**Data rows**
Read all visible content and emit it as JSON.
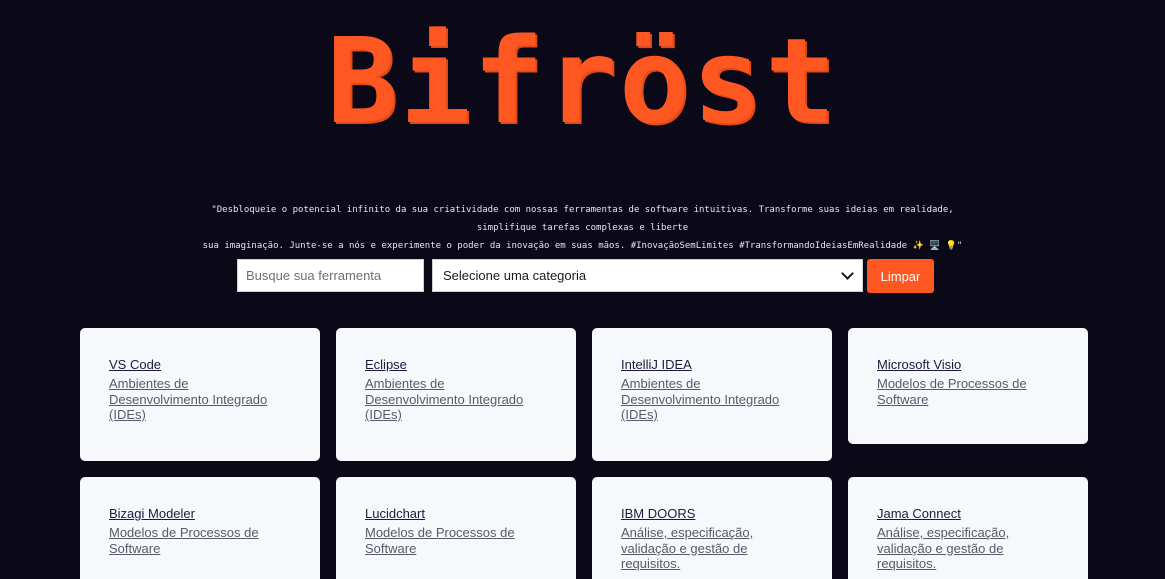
{
  "brand": {
    "title": "Bifröst",
    "color": "#ff5722"
  },
  "tagline": {
    "line1": "\"Desbloqueie o potencial infinito da sua criatividade com nossas ferramentas de software intuitivas. Transforme suas ideias em realidade, simplifique tarefas complexas e liberte",
    "line2": "sua imaginação. Junte-se a nós e experimente o poder da inovação em suas mãos. #InovaçãoSemLimites #TransformandoIdeiasEmRealidade ✨ 🖥️ 💡\""
  },
  "search": {
    "placeholder": "Busque sua ferramenta",
    "value": ""
  },
  "category_select": {
    "selected": "Selecione uma categoria"
  },
  "clear_button": {
    "label": "Limpar"
  },
  "tools": [
    {
      "name": "VS Code",
      "category": "Ambientes de Desenvolvimento Integrado (IDEs)"
    },
    {
      "name": "Eclipse",
      "category": "Ambientes de Desenvolvimento Integrado (IDEs)"
    },
    {
      "name": "IntelliJ IDEA",
      "category": "Ambientes de Desenvolvimento Integrado (IDEs)"
    },
    {
      "name": "Microsoft Visio",
      "category": "Modelos de Processos de Software"
    },
    {
      "name": "Bizagi Modeler",
      "category": "Modelos de Processos de Software"
    },
    {
      "name": "Lucidchart",
      "category": "Modelos de Processos de Software"
    },
    {
      "name": "IBM DOORS",
      "category": "Análise, especificação, validação e gestão de requisitos."
    },
    {
      "name": "Jama Connect",
      "category": "Análise, especificação, validação e gestão de requisitos."
    }
  ],
  "colors": {
    "background": "#0b0817",
    "accent": "#ff5722",
    "card": "#f7f8fb"
  }
}
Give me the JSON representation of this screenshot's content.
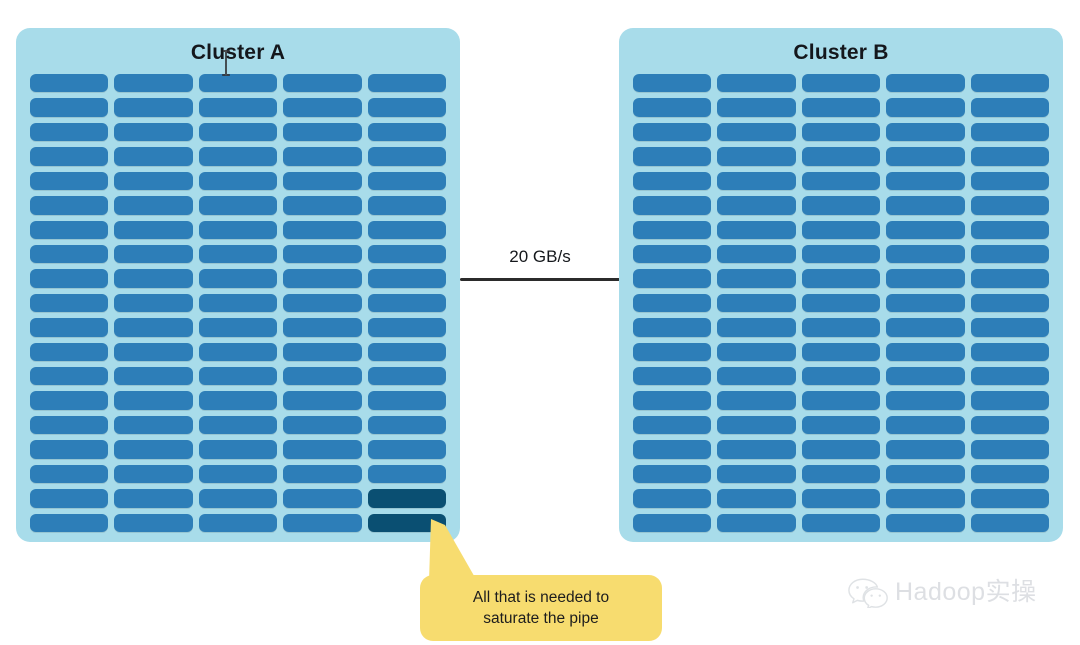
{
  "diagram": {
    "title_cluster_a": "Cluster A",
    "title_cluster_b": "Cluster B",
    "link_label": "20 GB/s",
    "callout": {
      "line1": "All that is needed to",
      "line2": "saturate the pipe"
    },
    "watermark": {
      "text": "Hadoop实操",
      "logo": "wechat-icon"
    },
    "cursor": "text-ibeam-cursor",
    "grid": {
      "columns": 5,
      "rows": 19,
      "cluster_a_total_nodes": 95,
      "cluster_b_total_nodes": 95,
      "highlighted_cells_cluster_a": [
        {
          "row": 18,
          "column": 5
        },
        {
          "row": 19,
          "column": 5
        }
      ]
    },
    "colors": {
      "panel_background": "#a8dcea",
      "node": "#2d7eb8",
      "node_highlighted": "#0a4f72",
      "callout_background": "#f7dc6f",
      "link_line": "#2b2b2b",
      "title_text": "#14171c",
      "page_background": "#ffffff",
      "watermark_text": "#c9cdd2"
    }
  }
}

**To do**
Give back every line exactly as it stands, pictures excluded.

**Solution below**
Read all visible content and emit it as JSON.
{
  "brand": {
    "title": "Bifröst",
    "color": "#ff5722"
  },
  "tagline": {
    "line1": "\"Desbloqueie o potencial infinito da sua criatividade com nossas ferramentas de software intuitivas. Transforme suas ideias em realidade, simplifique tarefas complexas e liberte",
    "line2": "sua imaginação. Junte-se a nós e experimente o poder da inovação em suas mãos. #InovaçãoSemLimites #TransformandoIdeiasEmRealidade ✨ 🖥️ 💡\""
  },
  "search": {
    "placeholder": "Busque sua ferramenta",
    "value": ""
  },
  "category_select": {
    "selected": "Selecione uma categoria"
  },
  "clear_button": {
    "label": "Limpar"
  },
  "tools": [
    {
      "name": "VS Code",
      "category": "Ambientes de Desenvolvimento Integrado (IDEs)"
    },
    {
      "name": "Eclipse",
      "category": "Ambientes de Desenvolvimento Integrado (IDEs)"
    },
    {
      "name": "IntelliJ IDEA",
      "category": "Ambientes de Desenvolvimento Integrado (IDEs)"
    },
    {
      "name": "Microsoft Visio",
      "category": "Modelos de Processos de Software"
    },
    {
      "name": "Bizagi Modeler",
      "category": "Modelos de Processos de Software"
    },
    {
      "name": "Lucidchart",
      "category": "Modelos de Processos de Software"
    },
    {
      "name": "IBM DOORS",
      "category": "Análise, especificação, validação e gestão de requisitos."
    },
    {
      "name": "Jama Connect",
      "category": "Análise, especificação, validação e gestão de requisitos."
    }
  ],
  "colors": {
    "background": "#0b0817",
    "accent": "#ff5722",
    "card": "#f7f8fb"
  }
}
Give me the JSON representation of this screenshot's content.
{
  "diagram": {
    "title_cluster_a": "Cluster A",
    "title_cluster_b": "Cluster B",
    "link_label": "20 GB/s",
    "callout": {
      "line1": "All that is needed to",
      "line2": "saturate the pipe"
    },
    "watermark": {
      "text": "Hadoop实操",
      "logo": "wechat-icon"
    },
    "cursor": "text-ibeam-cursor",
    "grid": {
      "columns": 5,
      "rows": 19,
      "cluster_a_total_nodes": 95,
      "cluster_b_total_nodes": 95,
      "highlighted_cells_cluster_a": [
        {
          "row": 18,
          "column": 5
        },
        {
          "row": 19,
          "column": 5
        }
      ]
    },
    "colors": {
      "panel_background": "#a8dcea",
      "node": "#2d7eb8",
      "node_highlighted": "#0a4f72",
      "callout_background": "#f7dc6f",
      "link_line": "#2b2b2b",
      "title_text": "#14171c",
      "page_background": "#ffffff",
      "watermark_text": "#c9cdd2"
    }
  }
}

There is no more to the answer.